### Instruction
Copy out all of the records below character for character, omitting the pictures.

### Provided records

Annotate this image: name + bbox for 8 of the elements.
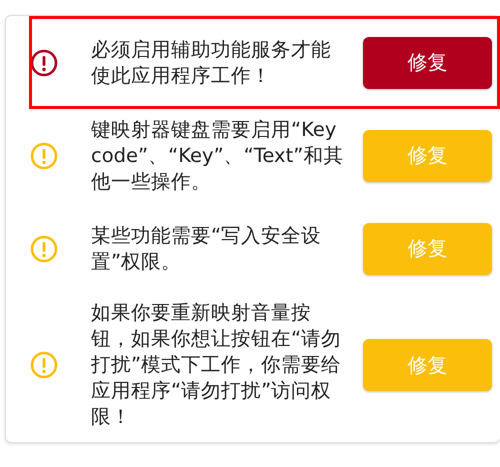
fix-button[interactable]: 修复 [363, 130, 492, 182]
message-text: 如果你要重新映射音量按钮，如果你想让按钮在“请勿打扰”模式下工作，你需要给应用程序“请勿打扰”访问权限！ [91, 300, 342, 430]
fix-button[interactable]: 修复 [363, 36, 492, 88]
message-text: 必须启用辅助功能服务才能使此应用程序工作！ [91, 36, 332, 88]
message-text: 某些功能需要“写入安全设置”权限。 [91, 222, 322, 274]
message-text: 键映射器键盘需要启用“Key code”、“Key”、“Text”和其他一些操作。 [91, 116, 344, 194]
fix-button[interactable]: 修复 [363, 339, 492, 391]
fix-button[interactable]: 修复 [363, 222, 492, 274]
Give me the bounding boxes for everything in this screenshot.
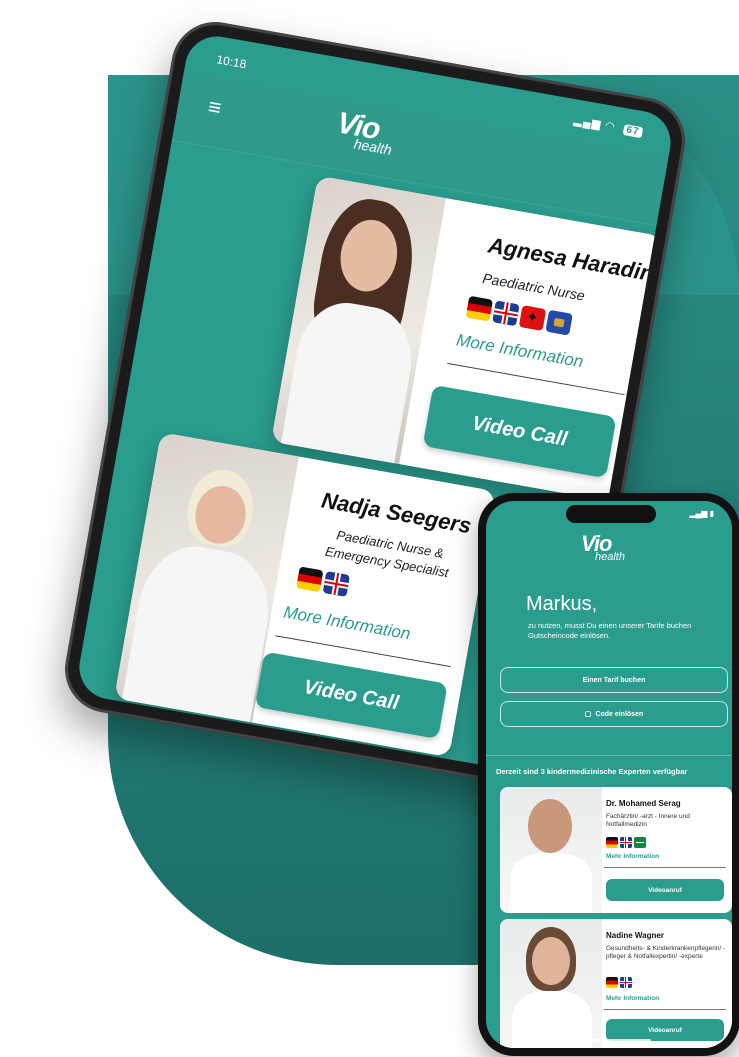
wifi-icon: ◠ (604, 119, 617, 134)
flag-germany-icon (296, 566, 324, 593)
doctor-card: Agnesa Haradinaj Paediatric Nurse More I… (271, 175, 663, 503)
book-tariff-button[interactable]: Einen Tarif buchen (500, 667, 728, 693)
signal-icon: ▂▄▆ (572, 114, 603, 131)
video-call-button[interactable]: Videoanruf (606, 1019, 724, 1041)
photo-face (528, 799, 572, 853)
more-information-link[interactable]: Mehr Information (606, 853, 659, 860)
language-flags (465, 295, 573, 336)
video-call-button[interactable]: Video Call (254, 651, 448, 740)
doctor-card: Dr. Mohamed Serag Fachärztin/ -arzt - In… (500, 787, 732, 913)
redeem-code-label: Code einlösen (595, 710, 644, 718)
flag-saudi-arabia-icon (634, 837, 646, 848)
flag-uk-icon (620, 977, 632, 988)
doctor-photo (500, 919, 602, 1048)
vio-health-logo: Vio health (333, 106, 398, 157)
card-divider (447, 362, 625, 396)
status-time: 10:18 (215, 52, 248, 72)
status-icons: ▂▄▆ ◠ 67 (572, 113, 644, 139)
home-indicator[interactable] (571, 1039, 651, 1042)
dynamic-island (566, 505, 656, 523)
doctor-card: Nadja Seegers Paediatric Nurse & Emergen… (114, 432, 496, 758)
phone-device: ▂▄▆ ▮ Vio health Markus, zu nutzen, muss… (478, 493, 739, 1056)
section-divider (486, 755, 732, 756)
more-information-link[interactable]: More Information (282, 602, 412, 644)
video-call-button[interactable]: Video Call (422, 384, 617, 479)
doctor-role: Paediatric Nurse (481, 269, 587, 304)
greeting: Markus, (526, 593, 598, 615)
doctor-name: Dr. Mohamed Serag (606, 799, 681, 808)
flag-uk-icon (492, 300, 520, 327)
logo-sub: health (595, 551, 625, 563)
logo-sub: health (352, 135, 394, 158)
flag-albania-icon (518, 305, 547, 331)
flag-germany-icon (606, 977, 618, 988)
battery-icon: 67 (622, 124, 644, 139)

### Written response
Annotate this image: name + bbox for 8 of the elements.
fix-button[interactable]: 修复 [363, 130, 492, 182]
message-text: 如果你要重新映射音量按钮，如果你想让按钮在“请勿打扰”模式下工作，你需要给应用程序“请勿打扰”访问权限！ [91, 300, 342, 430]
fix-button[interactable]: 修复 [363, 36, 492, 88]
message-text: 必须启用辅助功能服务才能使此应用程序工作！ [91, 36, 332, 88]
message-text: 某些功能需要“写入安全设置”权限。 [91, 222, 322, 274]
message-text: 键映射器键盘需要启用“Key code”、“Key”、“Text”和其他一些操作。 [91, 116, 344, 194]
fix-button[interactable]: 修复 [363, 339, 492, 391]
fix-button[interactable]: 修复 [363, 222, 492, 274]
Give me the bounding boxes for everything in this screenshot.
wifi-icon: ◠ (604, 119, 617, 134)
flag-germany-icon (296, 566, 324, 593)
doctor-card: Agnesa Haradinaj Paediatric Nurse More I… (271, 175, 663, 503)
book-tariff-button[interactable]: Einen Tarif buchen (500, 667, 728, 693)
signal-icon: ▂▄▆ (572, 114, 603, 131)
video-call-button[interactable]: Videoanruf (606, 1019, 724, 1041)
photo-face (528, 799, 572, 853)
more-information-link[interactable]: Mehr Information (606, 853, 659, 860)
language-flags (465, 295, 573, 336)
video-call-button[interactable]: Video Call (254, 651, 448, 740)
doctor-card: Dr. Mohamed Serag Fachärztin/ -arzt - In… (500, 787, 732, 913)
redeem-code-label: Code einlösen (595, 710, 644, 718)
flag-saudi-arabia-icon (634, 837, 646, 848)
flag-uk-icon (620, 977, 632, 988)
doctor-photo (500, 919, 602, 1048)
vio-health-logo: Vio health (333, 106, 398, 157)
card-divider (447, 362, 625, 396)
status-time: 10:18 (215, 52, 248, 72)
status-icons: ▂▄▆ ◠ 67 (572, 113, 644, 139)
home-indicator[interactable] (571, 1039, 651, 1042)
dynamic-island (566, 505, 656, 523)
doctor-card: Nadja Seegers Paediatric Nurse & Emergen… (114, 432, 496, 758)
phone-device: ▂▄▆ ▮ Vio health Markus, zu nutzen, muss… (478, 493, 739, 1056)
section-divider (486, 755, 732, 756)
more-information-link[interactable]: More Information (282, 602, 412, 644)
video-call-button[interactable]: Video Call (422, 384, 617, 479)
doctor-role: Paediatric Nurse (481, 269, 587, 304)
greeting: Markus, (526, 593, 598, 615)
doctor-name: Dr. Mohamed Serag (606, 799, 681, 808)
flag-uk-icon (492, 300, 520, 327)
logo-sub: health (595, 551, 625, 563)
logo-sub: health (352, 135, 394, 158)
flag-albania-icon (518, 305, 547, 331)
flag-germany-icon (606, 977, 618, 988)
battery-icon: 67 (622, 124, 644, 139)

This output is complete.